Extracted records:
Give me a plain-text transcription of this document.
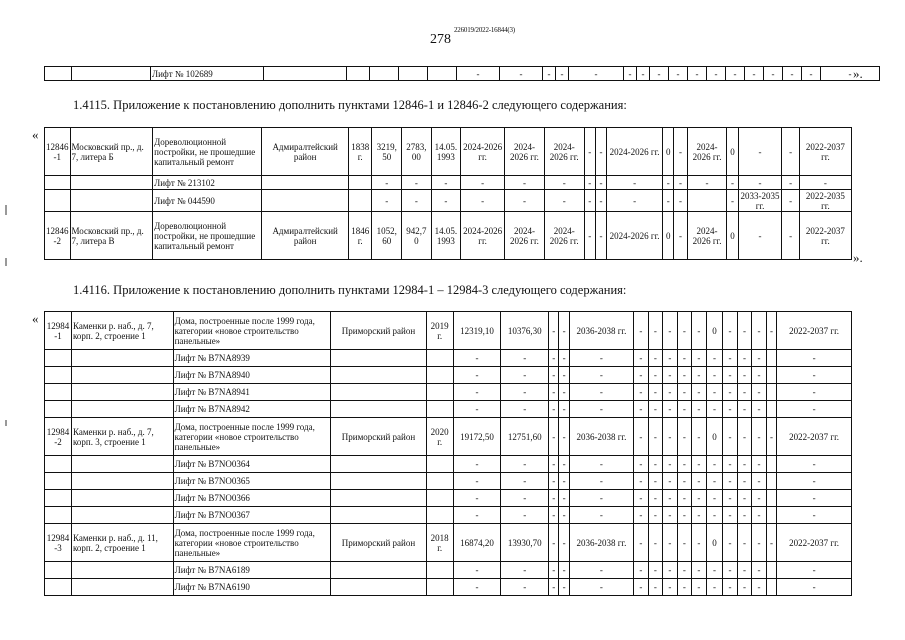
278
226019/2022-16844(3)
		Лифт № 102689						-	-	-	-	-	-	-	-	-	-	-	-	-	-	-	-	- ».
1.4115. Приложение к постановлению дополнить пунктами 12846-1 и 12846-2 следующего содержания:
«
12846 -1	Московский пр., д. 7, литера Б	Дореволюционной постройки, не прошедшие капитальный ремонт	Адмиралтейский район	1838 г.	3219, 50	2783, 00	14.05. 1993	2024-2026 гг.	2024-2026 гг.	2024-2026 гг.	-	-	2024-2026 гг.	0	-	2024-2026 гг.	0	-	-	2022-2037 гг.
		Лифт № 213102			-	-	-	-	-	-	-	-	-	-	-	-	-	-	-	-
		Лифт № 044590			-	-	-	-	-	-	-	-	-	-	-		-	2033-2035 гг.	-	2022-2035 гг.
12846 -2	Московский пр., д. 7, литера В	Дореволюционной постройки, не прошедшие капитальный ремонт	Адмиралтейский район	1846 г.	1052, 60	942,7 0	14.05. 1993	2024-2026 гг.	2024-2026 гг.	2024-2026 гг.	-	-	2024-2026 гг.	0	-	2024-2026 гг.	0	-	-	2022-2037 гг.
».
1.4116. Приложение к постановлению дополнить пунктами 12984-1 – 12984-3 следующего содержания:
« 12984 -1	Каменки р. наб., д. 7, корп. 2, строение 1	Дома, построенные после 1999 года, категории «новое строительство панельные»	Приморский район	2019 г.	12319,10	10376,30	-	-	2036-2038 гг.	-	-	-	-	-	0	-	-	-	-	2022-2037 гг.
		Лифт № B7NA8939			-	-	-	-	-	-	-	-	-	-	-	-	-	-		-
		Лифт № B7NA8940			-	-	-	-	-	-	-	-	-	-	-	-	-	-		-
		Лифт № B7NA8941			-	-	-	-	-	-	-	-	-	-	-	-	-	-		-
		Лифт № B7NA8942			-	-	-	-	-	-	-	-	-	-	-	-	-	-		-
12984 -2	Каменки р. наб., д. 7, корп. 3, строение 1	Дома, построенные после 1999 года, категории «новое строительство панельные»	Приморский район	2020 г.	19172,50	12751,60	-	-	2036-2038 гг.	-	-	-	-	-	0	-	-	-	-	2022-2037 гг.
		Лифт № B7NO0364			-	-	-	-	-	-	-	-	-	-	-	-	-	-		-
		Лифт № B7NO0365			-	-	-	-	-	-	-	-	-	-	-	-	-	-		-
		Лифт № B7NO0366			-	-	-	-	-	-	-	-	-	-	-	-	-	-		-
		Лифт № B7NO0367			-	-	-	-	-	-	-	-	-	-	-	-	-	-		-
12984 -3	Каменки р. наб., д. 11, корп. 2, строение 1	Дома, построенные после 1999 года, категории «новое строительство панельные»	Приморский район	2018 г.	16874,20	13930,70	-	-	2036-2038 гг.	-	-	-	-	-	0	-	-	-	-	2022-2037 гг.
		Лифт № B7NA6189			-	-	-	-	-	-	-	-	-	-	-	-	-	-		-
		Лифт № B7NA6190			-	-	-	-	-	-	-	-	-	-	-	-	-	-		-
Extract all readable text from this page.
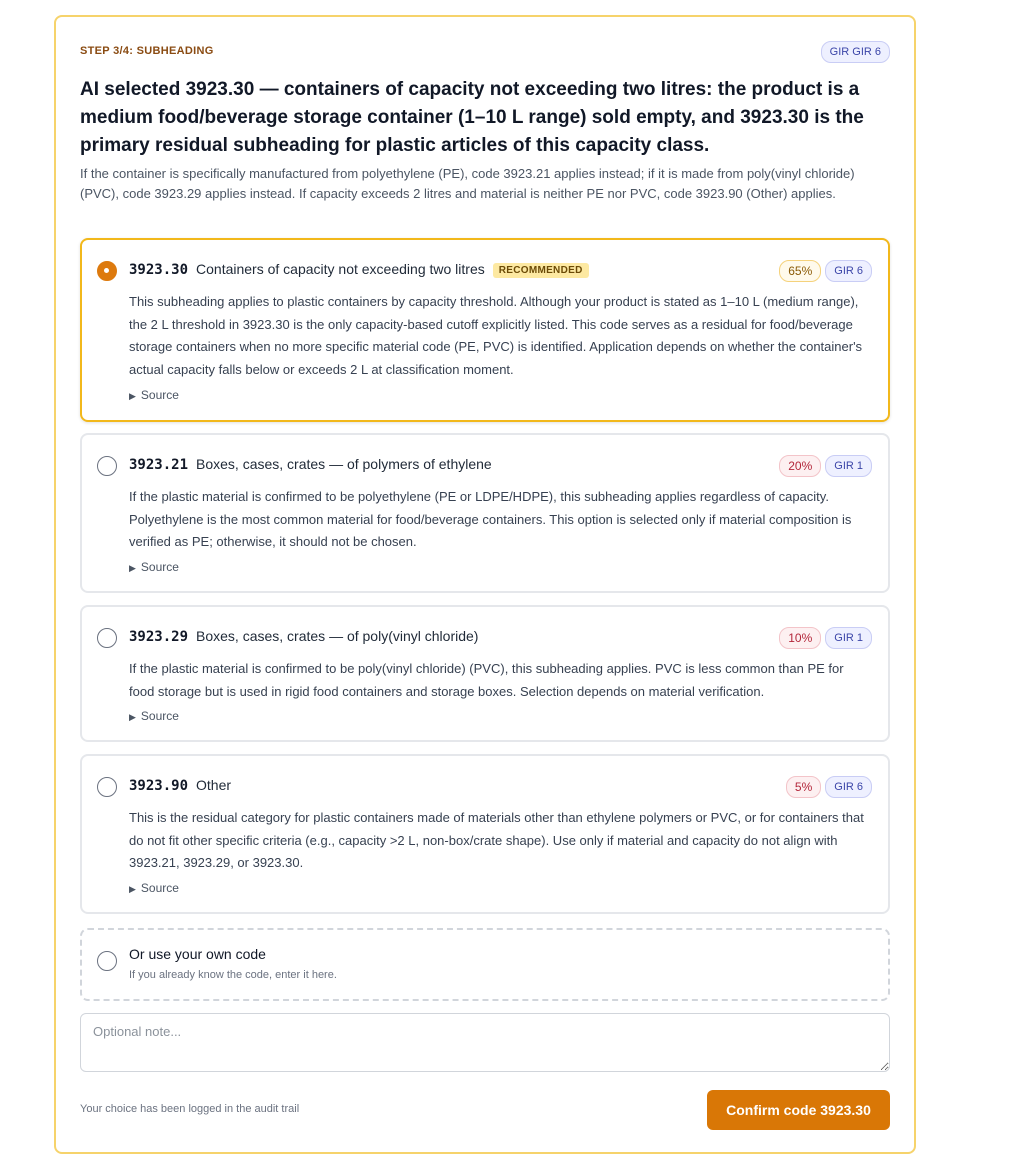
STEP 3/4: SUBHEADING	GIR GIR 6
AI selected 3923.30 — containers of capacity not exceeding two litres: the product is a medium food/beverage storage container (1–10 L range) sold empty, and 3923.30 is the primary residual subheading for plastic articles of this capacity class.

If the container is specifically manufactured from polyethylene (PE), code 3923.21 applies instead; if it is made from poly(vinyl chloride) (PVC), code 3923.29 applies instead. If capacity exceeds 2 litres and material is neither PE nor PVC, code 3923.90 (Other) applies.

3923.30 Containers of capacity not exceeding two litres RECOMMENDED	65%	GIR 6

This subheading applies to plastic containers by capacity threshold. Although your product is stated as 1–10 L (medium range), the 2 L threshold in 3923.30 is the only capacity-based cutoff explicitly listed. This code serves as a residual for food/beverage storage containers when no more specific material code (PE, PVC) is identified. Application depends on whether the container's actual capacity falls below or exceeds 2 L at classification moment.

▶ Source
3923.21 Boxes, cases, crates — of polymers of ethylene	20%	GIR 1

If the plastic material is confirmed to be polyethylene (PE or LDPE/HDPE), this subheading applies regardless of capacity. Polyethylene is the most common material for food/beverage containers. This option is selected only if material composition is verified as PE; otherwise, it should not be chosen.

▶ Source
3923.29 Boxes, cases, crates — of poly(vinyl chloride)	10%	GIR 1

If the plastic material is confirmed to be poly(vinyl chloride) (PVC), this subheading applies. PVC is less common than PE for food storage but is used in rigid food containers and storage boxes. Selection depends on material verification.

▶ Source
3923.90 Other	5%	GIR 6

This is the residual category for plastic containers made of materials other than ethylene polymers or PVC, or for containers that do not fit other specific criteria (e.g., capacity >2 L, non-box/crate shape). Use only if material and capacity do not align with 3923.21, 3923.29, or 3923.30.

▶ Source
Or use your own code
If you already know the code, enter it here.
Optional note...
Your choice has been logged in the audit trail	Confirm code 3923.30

Problem description: List the lines that contain the word "пунктами".

Solution to this task:
1.4115. Приложение к постановлению дополнить пунктами 12846-1 и 12846-2 следующего содержания:
1.4116. Приложение к постановлению дополнить пунктами 12984-1 – 12984-3 следующего содержания:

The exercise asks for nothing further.